Restate the records below word for word, and omit the images they hold.
======== Data lines
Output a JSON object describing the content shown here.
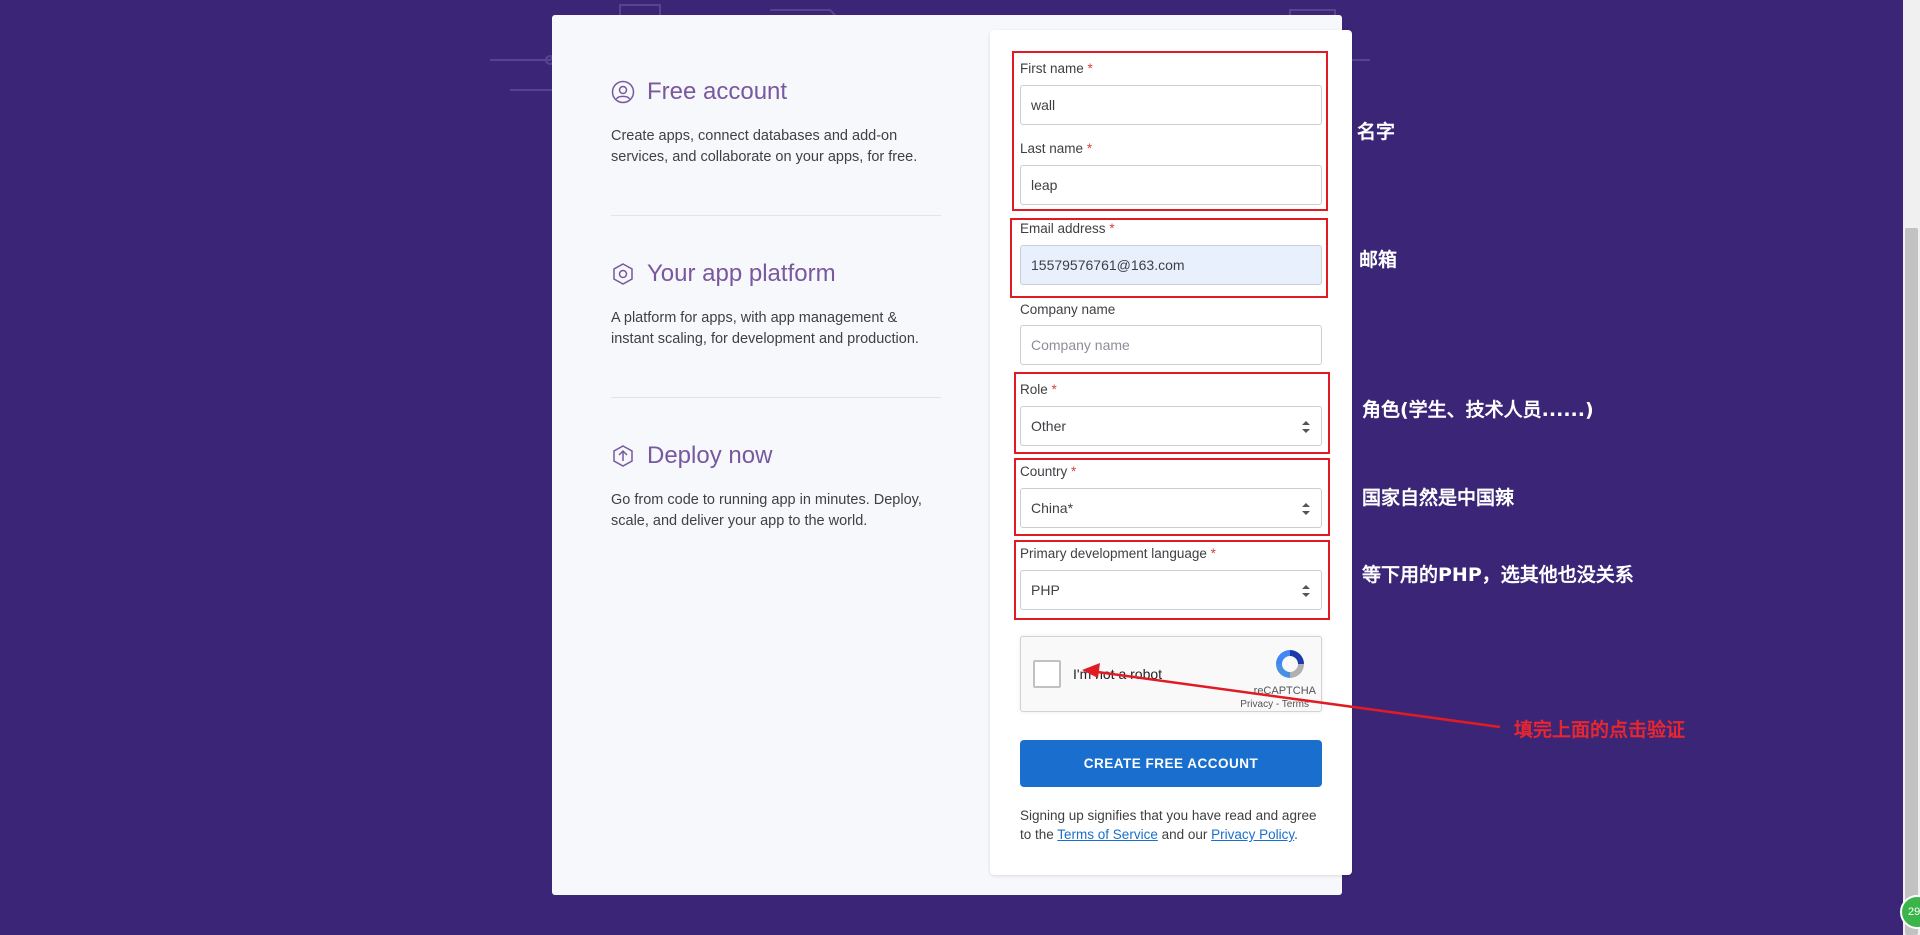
{
  "features": [
    {
      "title": "Free account",
      "desc_line1": "Create apps, connect databases and add-on",
      "desc_line2": "services, and collaborate on your apps, for free.",
      "icon": "user-circle-icon"
    },
    {
      "title": "Your app platform",
      "desc_line1": "A platform for apps, with app management &",
      "desc_line2": "instant scaling, for development and production.",
      "icon": "hexagon-icon"
    },
    {
      "title": "Deploy now",
      "desc_line1": "Go from code to running app in minutes. Deploy,",
      "desc_line2": "scale, and deliver your app to the world.",
      "icon": "upload-icon"
    }
  ],
  "form": {
    "first_name": {
      "label": "First name",
      "required": "*",
      "value": "wall"
    },
    "last_name": {
      "label": "Last name",
      "required": "*",
      "value": "leap"
    },
    "email": {
      "label": "Email address",
      "required": "*",
      "value": "15579576761@163.com"
    },
    "company": {
      "label": "Company name",
      "placeholder": "Company name"
    },
    "role": {
      "label": "Role",
      "required": "*",
      "value": "Other"
    },
    "country": {
      "label": "Country",
      "required": "*",
      "value": "China*"
    },
    "language": {
      "label": "Primary development language",
      "required": "*",
      "value": "PHP"
    },
    "captcha": {
      "label": "I'm not a robot",
      "brand": "reCAPTCHA",
      "links": "Privacy - Terms"
    },
    "submit_label": "CREATE FREE ACCOUNT",
    "legal": {
      "prefix": "Signing up signifies that you have read and agree to the ",
      "terms": "Terms of Service",
      "middle": " and our ",
      "privacy": "Privacy Policy",
      "suffix": "."
    }
  },
  "annotations": {
    "name": "名字",
    "email": "邮箱",
    "role": "角色(学生、技术人员......)",
    "country": "国家自然是中国辣",
    "language": "等下用的PHP，选其他也没关系",
    "captcha": "填完上面的点击验证"
  },
  "badge_text": "29",
  "colors": {
    "background": "#3b2577",
    "accent": "#79589f",
    "button": "#1a6fce",
    "annotation_box": "#e01b24",
    "annotation_red_text": "#e8262f"
  }
}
================
Full solution:
Output a JSON object describing the content shown here.
{
  "features": [
    {
      "title": "Free account",
      "desc_line1": "Create apps, connect databases and add-on",
      "desc_line2": "services, and collaborate on your apps, for free.",
      "icon": "user-circle-icon"
    },
    {
      "title": "Your app platform",
      "desc_line1": "A platform for apps, with app management &",
      "desc_line2": "instant scaling, for development and production.",
      "icon": "hexagon-icon"
    },
    {
      "title": "Deploy now",
      "desc_line1": "Go from code to running app in minutes. Deploy,",
      "desc_line2": "scale, and deliver your app to the world.",
      "icon": "upload-icon"
    }
  ],
  "form": {
    "first_name": {
      "label": "First name",
      "required": "*",
      "value": "wall"
    },
    "last_name": {
      "label": "Last name",
      "required": "*",
      "value": "leap"
    },
    "email": {
      "label": "Email address",
      "required": "*",
      "value": "15579576761@163.com"
    },
    "company": {
      "label": "Company name",
      "placeholder": "Company name"
    },
    "role": {
      "label": "Role",
      "required": "*",
      "value": "Other"
    },
    "country": {
      "label": "Country",
      "required": "*",
      "value": "China*"
    },
    "language": {
      "label": "Primary development language",
      "required": "*",
      "value": "PHP"
    },
    "captcha": {
      "label": "I'm not a robot",
      "brand": "reCAPTCHA",
      "links": "Privacy - Terms"
    },
    "submit_label": "CREATE FREE ACCOUNT",
    "legal": {
      "prefix": "Signing up signifies that you have read and agree to the ",
      "terms": "Terms of Service",
      "middle": " and our ",
      "privacy": "Privacy Policy",
      "suffix": "."
    }
  },
  "annotations": {
    "name": "名字",
    "email": "邮箱",
    "role": "角色(学生、技术人员......)",
    "country": "国家自然是中国辣",
    "language": "等下用的PHP，选其他也没关系",
    "captcha": "填完上面的点击验证"
  },
  "badge_text": "29",
  "colors": {
    "background": "#3b2577",
    "accent": "#79589f",
    "button": "#1a6fce",
    "annotation_box": "#e01b24",
    "annotation_red_text": "#e8262f"
  }
}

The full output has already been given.